___ Dataset records ___
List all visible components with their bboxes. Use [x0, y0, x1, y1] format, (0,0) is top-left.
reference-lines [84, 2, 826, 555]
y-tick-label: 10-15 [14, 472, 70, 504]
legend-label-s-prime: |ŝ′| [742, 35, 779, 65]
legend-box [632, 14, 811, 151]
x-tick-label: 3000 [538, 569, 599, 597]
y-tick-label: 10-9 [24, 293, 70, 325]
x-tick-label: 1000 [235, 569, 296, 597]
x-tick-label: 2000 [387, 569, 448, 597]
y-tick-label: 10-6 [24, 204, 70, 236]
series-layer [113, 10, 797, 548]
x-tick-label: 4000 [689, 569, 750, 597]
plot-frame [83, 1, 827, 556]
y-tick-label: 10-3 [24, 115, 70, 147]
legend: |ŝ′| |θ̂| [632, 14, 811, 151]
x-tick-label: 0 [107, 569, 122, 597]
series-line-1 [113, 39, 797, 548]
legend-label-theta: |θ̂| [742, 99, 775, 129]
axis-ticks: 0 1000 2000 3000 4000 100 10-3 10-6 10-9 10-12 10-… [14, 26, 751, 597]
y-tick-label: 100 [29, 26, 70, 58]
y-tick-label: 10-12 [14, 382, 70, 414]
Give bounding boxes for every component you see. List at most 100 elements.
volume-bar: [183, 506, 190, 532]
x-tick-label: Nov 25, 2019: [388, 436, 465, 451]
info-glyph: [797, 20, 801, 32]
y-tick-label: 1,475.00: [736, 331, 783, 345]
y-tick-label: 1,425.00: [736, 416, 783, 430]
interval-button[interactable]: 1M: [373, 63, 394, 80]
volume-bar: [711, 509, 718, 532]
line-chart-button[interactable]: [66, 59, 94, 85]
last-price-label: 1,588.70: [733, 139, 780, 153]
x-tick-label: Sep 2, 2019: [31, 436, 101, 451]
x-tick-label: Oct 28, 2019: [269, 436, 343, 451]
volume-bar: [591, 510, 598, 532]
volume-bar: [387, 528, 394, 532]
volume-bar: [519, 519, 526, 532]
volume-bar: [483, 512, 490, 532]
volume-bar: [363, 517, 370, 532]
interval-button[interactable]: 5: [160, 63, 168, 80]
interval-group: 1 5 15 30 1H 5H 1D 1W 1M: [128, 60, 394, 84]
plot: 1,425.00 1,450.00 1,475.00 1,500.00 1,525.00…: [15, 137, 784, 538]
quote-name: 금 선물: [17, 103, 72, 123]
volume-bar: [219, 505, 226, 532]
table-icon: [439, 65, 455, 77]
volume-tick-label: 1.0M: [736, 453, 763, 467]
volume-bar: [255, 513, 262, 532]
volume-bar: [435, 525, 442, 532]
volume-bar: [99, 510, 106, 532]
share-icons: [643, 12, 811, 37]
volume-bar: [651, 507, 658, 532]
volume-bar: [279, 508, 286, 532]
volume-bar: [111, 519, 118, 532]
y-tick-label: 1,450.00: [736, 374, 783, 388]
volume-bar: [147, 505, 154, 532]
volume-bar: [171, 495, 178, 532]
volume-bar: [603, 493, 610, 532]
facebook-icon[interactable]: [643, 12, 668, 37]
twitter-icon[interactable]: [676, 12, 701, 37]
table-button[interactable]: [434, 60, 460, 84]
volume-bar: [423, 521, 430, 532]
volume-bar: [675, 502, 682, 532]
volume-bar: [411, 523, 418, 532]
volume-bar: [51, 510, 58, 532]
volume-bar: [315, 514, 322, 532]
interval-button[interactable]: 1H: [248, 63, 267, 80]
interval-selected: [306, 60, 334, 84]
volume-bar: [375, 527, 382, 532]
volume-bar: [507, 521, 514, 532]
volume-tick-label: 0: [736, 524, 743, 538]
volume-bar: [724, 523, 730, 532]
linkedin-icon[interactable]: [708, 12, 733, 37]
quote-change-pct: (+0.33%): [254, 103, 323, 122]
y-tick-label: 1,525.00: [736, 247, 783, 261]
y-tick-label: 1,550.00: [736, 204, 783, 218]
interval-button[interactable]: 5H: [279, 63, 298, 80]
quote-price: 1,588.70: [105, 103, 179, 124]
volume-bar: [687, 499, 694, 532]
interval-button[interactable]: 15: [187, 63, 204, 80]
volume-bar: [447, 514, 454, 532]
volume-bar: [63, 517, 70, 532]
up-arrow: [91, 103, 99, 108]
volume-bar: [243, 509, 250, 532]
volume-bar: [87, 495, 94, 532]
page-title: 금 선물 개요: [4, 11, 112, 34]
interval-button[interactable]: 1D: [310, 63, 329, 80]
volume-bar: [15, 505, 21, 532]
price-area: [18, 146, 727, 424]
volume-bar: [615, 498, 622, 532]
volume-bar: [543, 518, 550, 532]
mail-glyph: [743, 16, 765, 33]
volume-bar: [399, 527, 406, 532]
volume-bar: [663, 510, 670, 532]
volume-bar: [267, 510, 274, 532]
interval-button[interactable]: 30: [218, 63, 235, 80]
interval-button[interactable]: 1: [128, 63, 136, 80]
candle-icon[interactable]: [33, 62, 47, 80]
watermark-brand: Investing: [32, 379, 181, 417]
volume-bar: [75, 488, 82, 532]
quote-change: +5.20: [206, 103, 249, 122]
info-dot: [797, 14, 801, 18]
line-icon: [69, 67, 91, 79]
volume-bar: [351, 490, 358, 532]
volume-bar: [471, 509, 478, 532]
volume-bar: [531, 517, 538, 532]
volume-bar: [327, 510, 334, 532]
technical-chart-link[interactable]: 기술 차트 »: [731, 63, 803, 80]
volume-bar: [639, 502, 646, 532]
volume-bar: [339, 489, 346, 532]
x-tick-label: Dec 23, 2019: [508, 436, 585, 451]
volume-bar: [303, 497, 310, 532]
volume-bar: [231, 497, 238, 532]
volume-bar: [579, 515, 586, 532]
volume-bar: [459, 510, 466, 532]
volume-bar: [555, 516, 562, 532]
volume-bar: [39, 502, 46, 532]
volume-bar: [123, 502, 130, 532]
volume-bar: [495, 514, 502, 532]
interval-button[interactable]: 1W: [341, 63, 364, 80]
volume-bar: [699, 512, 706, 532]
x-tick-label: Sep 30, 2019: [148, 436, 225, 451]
___
* **Task to carry out**:
Reproduce the material verbatim from its first line through the line containing "info-glyph: [797, 20, 801, 32]", including both of those lines.

* **Worked answer**:
List all visible components with their bboxes. Use [x0, y0, x1, y1] format, (0,0) is top-left.
reference-lines [84, 2, 826, 555]
y-tick-label: 10-15 [14, 472, 70, 504]
legend-label-s-prime: |ŝ′| [742, 35, 779, 65]
legend-box [632, 14, 811, 151]
x-tick-label: 3000 [538, 569, 599, 597]
y-tick-label: 10-9 [24, 293, 70, 325]
x-tick-label: 1000 [235, 569, 296, 597]
x-tick-label: 2000 [387, 569, 448, 597]
y-tick-label: 10-6 [24, 204, 70, 236]
series-layer [113, 10, 797, 548]
x-tick-label: 4000 [689, 569, 750, 597]
plot-frame [83, 1, 827, 556]
y-tick-label: 10-3 [24, 115, 70, 147]
legend: |ŝ′| |θ̂| [632, 14, 811, 151]
x-tick-label: 0 [107, 569, 122, 597]
series-line-1 [113, 39, 797, 548]
legend-label-theta: |θ̂| [742, 99, 775, 129]
axis-ticks: 0 1000 2000 3000 4000 100 10-3 10-6 10-9 10-12 10-… [14, 26, 751, 597]
y-tick-label: 100 [29, 26, 70, 58]
y-tick-label: 10-12 [14, 382, 70, 414]
Give bounding boxes for every component you see. List at most 100 elements.
volume-bar: [183, 506, 190, 532]
x-tick-label: Nov 25, 2019: [388, 436, 465, 451]
info-glyph: [797, 20, 801, 32]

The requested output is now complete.